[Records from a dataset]
++++++
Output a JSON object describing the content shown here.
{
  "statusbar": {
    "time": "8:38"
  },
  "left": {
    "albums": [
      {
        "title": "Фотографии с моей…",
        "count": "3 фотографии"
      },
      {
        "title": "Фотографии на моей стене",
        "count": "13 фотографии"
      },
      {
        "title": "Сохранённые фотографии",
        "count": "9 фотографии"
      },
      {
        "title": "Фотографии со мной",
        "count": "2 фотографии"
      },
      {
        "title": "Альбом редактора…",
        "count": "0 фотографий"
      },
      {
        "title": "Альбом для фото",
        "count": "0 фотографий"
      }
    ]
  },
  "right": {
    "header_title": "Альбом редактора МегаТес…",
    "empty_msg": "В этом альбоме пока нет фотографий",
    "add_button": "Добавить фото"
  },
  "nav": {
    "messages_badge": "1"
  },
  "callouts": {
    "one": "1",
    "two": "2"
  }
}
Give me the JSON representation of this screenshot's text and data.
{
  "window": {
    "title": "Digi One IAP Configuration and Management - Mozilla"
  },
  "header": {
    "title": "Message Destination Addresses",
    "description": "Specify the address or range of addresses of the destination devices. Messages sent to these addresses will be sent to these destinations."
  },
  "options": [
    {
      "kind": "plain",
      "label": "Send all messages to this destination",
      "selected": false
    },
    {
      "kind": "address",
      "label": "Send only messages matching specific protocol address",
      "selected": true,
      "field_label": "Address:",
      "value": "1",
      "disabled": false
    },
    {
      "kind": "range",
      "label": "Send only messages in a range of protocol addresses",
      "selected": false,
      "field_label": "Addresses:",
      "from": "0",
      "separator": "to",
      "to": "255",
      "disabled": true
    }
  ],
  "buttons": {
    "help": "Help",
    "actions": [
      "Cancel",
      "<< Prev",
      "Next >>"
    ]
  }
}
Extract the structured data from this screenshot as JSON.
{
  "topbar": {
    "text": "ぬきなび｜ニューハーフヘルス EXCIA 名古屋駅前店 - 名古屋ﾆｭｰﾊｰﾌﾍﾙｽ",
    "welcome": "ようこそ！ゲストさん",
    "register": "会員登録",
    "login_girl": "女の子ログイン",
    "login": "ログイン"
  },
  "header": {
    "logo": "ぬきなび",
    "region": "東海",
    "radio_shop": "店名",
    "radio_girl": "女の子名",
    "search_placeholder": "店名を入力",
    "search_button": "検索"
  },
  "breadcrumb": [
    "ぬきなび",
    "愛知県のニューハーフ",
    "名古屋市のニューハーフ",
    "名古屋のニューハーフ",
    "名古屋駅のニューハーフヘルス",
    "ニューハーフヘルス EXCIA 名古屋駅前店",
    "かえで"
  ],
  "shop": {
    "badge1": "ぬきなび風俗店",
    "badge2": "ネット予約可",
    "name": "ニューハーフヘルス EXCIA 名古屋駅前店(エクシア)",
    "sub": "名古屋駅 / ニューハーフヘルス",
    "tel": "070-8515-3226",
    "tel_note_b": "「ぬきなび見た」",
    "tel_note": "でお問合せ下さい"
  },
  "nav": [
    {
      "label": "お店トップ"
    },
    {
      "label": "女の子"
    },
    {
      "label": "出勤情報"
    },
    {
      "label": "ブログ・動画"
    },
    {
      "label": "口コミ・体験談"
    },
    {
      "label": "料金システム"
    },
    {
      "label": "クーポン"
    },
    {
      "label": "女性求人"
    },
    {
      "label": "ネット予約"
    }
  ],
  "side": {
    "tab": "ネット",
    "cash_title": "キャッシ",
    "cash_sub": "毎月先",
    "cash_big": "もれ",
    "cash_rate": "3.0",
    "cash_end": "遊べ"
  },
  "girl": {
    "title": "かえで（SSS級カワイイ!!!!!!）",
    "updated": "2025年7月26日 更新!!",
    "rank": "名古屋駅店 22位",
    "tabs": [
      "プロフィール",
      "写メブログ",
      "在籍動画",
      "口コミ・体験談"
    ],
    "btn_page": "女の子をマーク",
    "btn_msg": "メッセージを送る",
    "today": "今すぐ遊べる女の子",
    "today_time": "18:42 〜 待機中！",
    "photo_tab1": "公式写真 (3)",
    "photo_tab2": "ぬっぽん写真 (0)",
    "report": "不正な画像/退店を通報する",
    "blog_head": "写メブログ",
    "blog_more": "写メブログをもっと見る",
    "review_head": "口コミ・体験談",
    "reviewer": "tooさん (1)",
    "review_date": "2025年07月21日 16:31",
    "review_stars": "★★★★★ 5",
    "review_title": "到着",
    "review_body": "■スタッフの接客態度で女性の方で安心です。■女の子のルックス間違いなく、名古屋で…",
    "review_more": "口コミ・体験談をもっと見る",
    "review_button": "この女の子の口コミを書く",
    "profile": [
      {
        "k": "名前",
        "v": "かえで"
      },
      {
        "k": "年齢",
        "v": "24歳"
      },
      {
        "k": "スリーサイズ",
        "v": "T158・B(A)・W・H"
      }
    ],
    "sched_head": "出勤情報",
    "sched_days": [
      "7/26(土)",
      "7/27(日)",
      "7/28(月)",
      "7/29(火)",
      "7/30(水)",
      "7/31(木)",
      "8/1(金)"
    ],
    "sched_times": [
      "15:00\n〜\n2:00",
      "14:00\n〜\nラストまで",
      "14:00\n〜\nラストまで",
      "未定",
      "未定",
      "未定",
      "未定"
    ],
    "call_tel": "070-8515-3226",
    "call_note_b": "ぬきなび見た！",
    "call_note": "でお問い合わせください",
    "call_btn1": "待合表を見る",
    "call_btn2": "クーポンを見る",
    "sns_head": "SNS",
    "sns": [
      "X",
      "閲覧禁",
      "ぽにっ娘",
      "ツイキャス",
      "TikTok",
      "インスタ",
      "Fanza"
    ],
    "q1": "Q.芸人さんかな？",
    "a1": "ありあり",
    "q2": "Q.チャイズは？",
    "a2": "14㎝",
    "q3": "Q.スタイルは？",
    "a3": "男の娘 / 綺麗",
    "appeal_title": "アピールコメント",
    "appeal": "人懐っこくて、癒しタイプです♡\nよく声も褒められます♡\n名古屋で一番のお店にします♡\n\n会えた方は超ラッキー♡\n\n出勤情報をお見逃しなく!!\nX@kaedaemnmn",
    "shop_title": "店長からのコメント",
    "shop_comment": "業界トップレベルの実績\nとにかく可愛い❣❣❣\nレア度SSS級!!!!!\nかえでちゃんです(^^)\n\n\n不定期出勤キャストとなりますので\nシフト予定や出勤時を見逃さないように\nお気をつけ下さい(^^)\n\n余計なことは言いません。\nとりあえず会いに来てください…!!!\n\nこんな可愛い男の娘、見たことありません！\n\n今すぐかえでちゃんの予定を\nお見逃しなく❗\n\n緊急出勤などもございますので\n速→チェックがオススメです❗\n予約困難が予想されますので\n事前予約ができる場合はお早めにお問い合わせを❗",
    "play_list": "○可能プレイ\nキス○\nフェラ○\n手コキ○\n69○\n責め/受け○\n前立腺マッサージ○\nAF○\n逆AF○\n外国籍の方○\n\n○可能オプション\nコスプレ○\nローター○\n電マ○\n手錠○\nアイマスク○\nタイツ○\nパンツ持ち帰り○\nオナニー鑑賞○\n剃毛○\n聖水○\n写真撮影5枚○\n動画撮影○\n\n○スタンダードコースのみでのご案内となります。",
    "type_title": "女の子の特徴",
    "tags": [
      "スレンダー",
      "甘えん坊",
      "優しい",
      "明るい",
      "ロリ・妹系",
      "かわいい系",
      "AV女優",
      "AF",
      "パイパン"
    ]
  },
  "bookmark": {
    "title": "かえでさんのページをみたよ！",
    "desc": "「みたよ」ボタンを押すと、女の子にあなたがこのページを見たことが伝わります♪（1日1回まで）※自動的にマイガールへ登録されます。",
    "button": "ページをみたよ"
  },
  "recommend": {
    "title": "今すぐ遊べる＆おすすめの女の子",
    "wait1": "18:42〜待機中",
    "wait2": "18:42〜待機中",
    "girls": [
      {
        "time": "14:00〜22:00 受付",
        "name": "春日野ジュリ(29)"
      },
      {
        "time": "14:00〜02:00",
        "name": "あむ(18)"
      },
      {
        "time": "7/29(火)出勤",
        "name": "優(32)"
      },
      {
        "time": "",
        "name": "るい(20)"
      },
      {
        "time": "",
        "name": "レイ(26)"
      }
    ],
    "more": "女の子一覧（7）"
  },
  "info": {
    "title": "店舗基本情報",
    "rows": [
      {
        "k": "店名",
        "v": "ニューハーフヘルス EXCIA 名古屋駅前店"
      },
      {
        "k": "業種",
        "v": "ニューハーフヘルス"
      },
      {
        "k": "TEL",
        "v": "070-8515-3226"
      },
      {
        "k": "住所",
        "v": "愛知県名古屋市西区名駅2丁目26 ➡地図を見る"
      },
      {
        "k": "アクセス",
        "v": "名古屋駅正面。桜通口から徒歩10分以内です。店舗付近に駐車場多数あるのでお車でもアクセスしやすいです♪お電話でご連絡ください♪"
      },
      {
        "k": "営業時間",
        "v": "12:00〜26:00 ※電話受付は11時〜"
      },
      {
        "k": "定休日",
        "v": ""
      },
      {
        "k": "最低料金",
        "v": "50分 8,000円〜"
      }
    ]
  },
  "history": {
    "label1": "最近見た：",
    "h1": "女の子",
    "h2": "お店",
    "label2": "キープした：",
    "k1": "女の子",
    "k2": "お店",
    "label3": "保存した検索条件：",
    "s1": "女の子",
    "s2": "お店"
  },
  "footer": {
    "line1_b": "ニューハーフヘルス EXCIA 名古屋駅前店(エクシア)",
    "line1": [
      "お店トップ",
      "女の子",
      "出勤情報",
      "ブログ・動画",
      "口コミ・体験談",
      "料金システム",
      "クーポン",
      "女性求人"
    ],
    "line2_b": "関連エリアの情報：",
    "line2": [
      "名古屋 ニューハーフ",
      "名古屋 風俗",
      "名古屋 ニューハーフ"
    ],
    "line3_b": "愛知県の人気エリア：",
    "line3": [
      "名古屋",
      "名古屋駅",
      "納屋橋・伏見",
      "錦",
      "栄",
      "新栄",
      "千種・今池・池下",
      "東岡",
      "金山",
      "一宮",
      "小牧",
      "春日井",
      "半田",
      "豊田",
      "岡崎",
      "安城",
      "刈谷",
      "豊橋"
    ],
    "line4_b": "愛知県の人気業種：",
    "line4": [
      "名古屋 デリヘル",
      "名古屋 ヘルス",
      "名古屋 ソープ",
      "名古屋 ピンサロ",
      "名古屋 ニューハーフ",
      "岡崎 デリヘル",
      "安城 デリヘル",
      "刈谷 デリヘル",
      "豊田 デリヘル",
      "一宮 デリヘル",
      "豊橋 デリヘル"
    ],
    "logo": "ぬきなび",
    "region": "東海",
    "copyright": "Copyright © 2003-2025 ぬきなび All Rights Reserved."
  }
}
++++++
Copy all lines from the material that hold "screenshot".

Give me the JSON representation of this screenshot's text and data.
Extract the structured data from this screenshot as JSON.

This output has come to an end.